# DATA LISTING start

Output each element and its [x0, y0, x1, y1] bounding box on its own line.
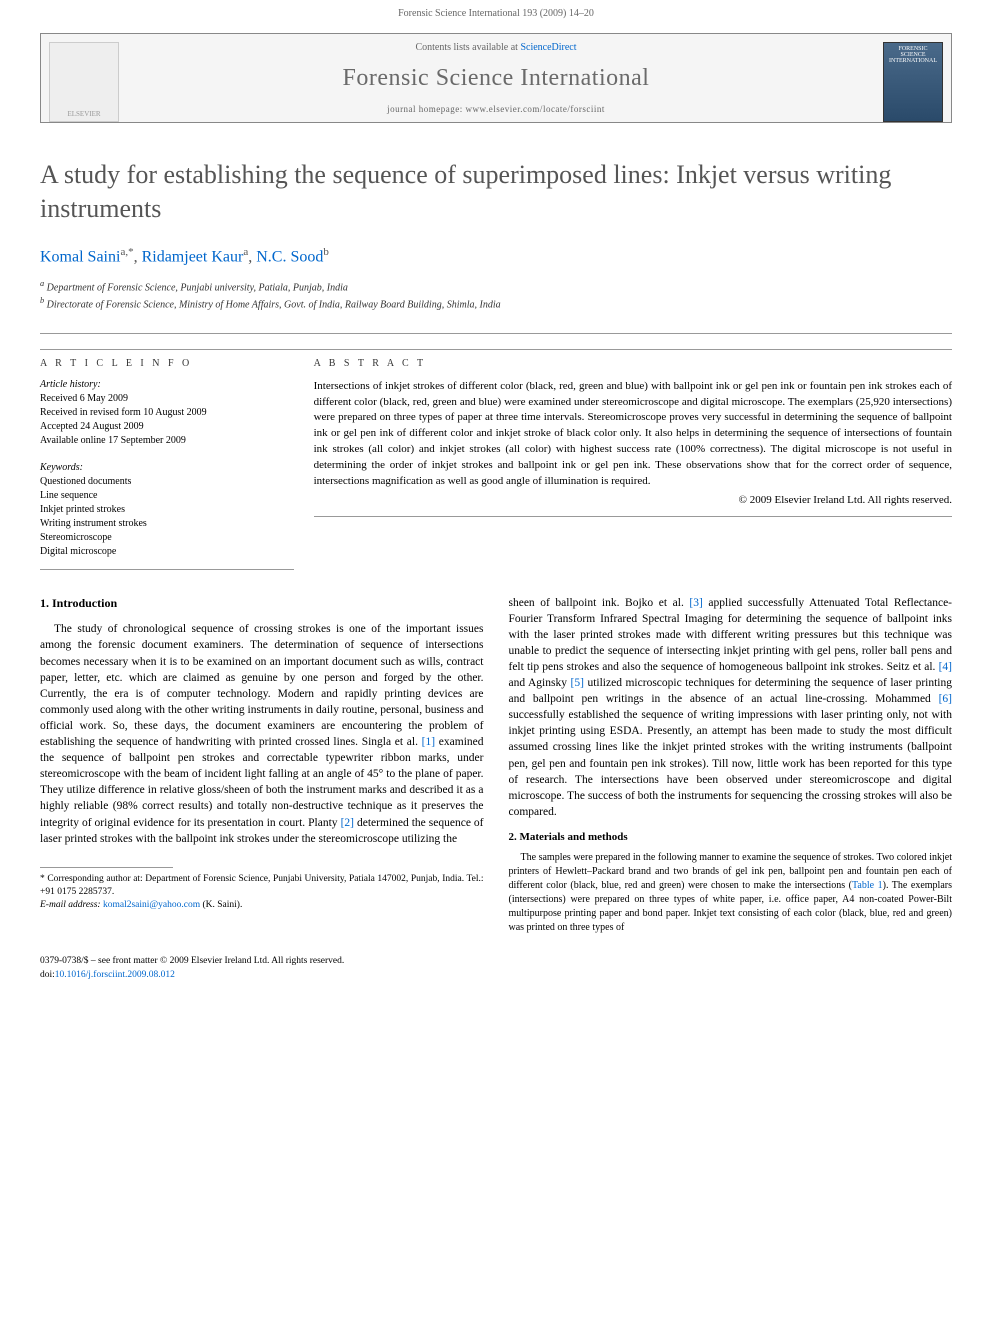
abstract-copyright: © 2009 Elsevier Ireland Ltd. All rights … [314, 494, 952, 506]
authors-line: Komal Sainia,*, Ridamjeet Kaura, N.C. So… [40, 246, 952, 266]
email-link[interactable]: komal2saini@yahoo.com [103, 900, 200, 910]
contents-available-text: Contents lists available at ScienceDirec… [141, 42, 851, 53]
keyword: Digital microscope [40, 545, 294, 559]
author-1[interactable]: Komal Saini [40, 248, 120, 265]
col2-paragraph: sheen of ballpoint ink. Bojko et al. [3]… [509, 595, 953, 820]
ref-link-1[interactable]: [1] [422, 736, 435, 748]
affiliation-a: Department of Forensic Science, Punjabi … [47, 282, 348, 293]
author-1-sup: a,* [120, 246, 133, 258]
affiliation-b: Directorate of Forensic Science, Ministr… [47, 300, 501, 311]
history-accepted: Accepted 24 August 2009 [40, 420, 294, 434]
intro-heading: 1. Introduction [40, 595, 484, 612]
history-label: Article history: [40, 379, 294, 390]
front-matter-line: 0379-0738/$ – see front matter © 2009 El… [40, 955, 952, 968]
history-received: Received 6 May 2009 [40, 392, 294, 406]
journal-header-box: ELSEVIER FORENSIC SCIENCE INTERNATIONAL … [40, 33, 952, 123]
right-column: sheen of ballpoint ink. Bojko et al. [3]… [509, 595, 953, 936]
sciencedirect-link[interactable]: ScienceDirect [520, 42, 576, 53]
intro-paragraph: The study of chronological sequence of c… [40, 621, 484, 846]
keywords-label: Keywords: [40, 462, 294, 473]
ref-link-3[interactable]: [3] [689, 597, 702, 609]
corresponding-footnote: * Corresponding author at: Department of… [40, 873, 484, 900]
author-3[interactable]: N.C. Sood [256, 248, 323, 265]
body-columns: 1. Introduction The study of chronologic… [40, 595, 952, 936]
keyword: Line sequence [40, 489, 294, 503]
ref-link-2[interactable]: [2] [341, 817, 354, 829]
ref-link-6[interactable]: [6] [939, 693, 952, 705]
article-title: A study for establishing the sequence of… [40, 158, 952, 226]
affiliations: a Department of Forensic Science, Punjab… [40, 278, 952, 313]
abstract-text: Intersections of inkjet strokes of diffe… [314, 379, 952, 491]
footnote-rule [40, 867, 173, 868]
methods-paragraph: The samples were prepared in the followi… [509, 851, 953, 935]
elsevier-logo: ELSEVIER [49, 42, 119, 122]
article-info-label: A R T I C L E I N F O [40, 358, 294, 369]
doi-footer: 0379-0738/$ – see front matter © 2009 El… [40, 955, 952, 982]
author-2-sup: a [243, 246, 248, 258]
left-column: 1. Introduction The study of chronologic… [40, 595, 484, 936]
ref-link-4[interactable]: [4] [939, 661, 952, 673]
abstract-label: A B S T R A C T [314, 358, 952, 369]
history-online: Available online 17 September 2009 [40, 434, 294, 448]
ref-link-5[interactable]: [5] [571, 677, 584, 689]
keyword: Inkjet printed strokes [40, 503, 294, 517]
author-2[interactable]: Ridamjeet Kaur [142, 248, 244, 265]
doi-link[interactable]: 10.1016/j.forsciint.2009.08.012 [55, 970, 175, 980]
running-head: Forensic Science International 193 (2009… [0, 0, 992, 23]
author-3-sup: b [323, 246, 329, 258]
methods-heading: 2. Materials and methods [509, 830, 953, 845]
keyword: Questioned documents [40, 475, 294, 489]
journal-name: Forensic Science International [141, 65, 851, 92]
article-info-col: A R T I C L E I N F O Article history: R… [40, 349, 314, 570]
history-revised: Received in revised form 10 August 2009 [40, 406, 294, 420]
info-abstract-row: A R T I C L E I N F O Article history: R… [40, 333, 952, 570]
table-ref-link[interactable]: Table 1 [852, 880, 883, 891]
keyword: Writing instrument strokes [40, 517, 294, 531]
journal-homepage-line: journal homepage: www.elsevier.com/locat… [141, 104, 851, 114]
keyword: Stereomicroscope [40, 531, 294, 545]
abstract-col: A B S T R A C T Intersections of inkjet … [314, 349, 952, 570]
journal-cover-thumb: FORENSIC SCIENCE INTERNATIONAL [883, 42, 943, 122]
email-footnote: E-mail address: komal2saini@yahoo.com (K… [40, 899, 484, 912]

# DATA LISTING end
# DATA LISTING start

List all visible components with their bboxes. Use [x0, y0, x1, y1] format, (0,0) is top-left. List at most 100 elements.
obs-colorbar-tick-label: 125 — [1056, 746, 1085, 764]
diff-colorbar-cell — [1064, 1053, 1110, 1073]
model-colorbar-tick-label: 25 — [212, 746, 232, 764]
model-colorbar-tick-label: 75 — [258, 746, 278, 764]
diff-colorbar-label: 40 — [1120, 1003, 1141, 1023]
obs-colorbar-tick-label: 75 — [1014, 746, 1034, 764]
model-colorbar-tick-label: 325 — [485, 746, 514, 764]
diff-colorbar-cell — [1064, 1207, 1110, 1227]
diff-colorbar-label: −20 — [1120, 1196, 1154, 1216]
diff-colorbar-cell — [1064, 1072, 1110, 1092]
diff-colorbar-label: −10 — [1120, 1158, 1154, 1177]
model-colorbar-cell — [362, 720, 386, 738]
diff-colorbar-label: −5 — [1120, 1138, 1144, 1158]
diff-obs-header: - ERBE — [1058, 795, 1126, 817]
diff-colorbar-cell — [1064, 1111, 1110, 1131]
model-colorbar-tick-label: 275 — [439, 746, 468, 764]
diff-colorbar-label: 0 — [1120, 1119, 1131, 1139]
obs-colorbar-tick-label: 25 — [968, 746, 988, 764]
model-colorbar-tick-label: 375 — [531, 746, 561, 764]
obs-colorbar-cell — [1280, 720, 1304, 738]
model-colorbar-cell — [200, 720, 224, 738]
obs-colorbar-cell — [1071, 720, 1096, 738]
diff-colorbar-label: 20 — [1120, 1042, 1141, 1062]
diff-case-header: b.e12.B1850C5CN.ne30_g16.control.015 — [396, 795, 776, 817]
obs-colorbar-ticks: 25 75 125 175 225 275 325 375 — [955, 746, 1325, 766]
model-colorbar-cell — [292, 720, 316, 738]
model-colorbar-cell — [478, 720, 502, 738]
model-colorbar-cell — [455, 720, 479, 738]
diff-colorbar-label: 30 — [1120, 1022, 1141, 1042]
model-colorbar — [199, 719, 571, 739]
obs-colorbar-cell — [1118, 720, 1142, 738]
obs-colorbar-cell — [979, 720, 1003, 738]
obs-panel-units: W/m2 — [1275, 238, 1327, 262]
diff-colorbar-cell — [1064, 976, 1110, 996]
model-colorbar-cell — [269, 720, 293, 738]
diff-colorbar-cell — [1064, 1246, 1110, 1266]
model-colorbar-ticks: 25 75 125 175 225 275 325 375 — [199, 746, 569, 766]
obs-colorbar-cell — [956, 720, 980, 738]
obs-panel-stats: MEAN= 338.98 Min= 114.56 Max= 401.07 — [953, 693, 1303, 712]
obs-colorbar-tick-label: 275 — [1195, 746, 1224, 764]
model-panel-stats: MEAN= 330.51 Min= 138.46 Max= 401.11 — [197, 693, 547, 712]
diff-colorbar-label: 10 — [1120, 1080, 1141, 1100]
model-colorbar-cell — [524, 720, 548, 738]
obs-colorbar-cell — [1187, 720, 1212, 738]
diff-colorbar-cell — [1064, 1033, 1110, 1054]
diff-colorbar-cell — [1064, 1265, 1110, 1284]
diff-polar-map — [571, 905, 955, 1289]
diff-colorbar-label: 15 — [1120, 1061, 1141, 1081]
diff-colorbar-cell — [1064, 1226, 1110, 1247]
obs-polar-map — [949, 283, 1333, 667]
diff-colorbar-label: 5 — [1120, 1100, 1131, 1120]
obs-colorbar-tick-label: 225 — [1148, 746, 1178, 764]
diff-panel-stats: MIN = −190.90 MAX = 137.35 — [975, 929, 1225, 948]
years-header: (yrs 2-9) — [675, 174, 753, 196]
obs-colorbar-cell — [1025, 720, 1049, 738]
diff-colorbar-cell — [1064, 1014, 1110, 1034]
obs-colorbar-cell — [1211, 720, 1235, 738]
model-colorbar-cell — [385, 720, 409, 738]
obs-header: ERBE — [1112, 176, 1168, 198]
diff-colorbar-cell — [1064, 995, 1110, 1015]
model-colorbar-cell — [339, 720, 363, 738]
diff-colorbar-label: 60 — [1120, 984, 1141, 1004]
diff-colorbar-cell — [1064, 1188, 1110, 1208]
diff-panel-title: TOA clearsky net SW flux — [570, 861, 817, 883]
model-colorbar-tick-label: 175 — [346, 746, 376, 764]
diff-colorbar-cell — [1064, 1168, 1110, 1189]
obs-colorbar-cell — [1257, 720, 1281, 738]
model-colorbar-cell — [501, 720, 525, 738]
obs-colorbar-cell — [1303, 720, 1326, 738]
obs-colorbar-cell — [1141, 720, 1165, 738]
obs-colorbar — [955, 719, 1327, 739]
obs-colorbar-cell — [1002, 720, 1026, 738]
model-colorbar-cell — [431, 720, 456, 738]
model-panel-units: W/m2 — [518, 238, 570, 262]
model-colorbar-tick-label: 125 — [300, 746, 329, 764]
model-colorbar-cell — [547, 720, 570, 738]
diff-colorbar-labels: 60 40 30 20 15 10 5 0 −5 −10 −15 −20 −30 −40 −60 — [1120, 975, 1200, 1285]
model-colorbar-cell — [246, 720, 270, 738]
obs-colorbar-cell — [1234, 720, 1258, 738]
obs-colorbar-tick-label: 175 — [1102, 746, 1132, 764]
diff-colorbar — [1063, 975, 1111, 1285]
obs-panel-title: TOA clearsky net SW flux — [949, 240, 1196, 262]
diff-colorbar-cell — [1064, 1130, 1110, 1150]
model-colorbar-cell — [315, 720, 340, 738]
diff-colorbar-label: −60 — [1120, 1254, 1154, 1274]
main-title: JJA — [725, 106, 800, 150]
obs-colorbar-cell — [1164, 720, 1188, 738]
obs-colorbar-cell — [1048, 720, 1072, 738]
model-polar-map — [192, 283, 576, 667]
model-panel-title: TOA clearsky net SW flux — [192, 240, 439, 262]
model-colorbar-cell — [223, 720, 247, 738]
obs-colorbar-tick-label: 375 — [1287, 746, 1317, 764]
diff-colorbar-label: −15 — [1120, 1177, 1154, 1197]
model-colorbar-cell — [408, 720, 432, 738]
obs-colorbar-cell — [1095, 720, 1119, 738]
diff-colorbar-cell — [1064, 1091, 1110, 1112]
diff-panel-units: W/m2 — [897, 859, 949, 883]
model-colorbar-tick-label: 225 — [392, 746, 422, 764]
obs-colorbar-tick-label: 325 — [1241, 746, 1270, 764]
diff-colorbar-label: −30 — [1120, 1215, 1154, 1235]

# DATA LISTING end
# DATA LISTING start

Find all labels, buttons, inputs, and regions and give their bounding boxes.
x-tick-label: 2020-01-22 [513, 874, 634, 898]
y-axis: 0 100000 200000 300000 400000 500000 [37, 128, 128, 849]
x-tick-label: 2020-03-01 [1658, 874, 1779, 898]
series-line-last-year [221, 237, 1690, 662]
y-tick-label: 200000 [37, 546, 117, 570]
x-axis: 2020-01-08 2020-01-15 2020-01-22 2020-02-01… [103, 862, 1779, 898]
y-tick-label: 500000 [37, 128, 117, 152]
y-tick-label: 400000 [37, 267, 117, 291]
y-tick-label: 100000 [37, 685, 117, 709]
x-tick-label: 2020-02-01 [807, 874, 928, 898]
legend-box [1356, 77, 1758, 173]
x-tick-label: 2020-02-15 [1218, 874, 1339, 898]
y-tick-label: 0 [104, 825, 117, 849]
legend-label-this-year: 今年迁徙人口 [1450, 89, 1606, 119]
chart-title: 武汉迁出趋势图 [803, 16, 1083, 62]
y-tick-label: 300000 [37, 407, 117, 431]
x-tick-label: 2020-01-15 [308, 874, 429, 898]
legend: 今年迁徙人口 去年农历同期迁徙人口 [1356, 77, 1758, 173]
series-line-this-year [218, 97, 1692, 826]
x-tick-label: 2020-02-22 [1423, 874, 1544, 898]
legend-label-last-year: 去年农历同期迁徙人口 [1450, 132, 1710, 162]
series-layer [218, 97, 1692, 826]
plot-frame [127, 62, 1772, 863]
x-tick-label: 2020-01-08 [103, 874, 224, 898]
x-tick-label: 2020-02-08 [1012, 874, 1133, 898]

# DATA LISTING end

- **TASK TO COMPLETE**: Copy out the entries word for word, everything from the line containing "List all visible" down to the line containing "diff-colorbar-cell — [1064, 1111, 1110, 1131]", with both of those lines included.

- **SOLUTION**:
List all visible components with their bboxes. Use [x0, y0, x1, y1] format, (0,0) is top-left. List at most 100 elements.
obs-colorbar-tick-label: 125 — [1056, 746, 1085, 764]
diff-colorbar-cell — [1064, 1053, 1110, 1073]
model-colorbar-tick-label: 25 — [212, 746, 232, 764]
model-colorbar-tick-label: 75 — [258, 746, 278, 764]
diff-colorbar-label: 40 — [1120, 1003, 1141, 1023]
obs-colorbar-tick-label: 75 — [1014, 746, 1034, 764]
model-colorbar-tick-label: 325 — [485, 746, 514, 764]
diff-colorbar-cell — [1064, 1207, 1110, 1227]
diff-colorbar-label: −20 — [1120, 1196, 1154, 1216]
diff-colorbar-cell — [1064, 1072, 1110, 1092]
diff-colorbar-label: −10 — [1120, 1158, 1154, 1177]
model-colorbar-cell — [362, 720, 386, 738]
diff-colorbar-label: −5 — [1120, 1138, 1144, 1158]
diff-obs-header: - ERBE — [1058, 795, 1126, 817]
diff-colorbar-cell — [1064, 1111, 1110, 1131]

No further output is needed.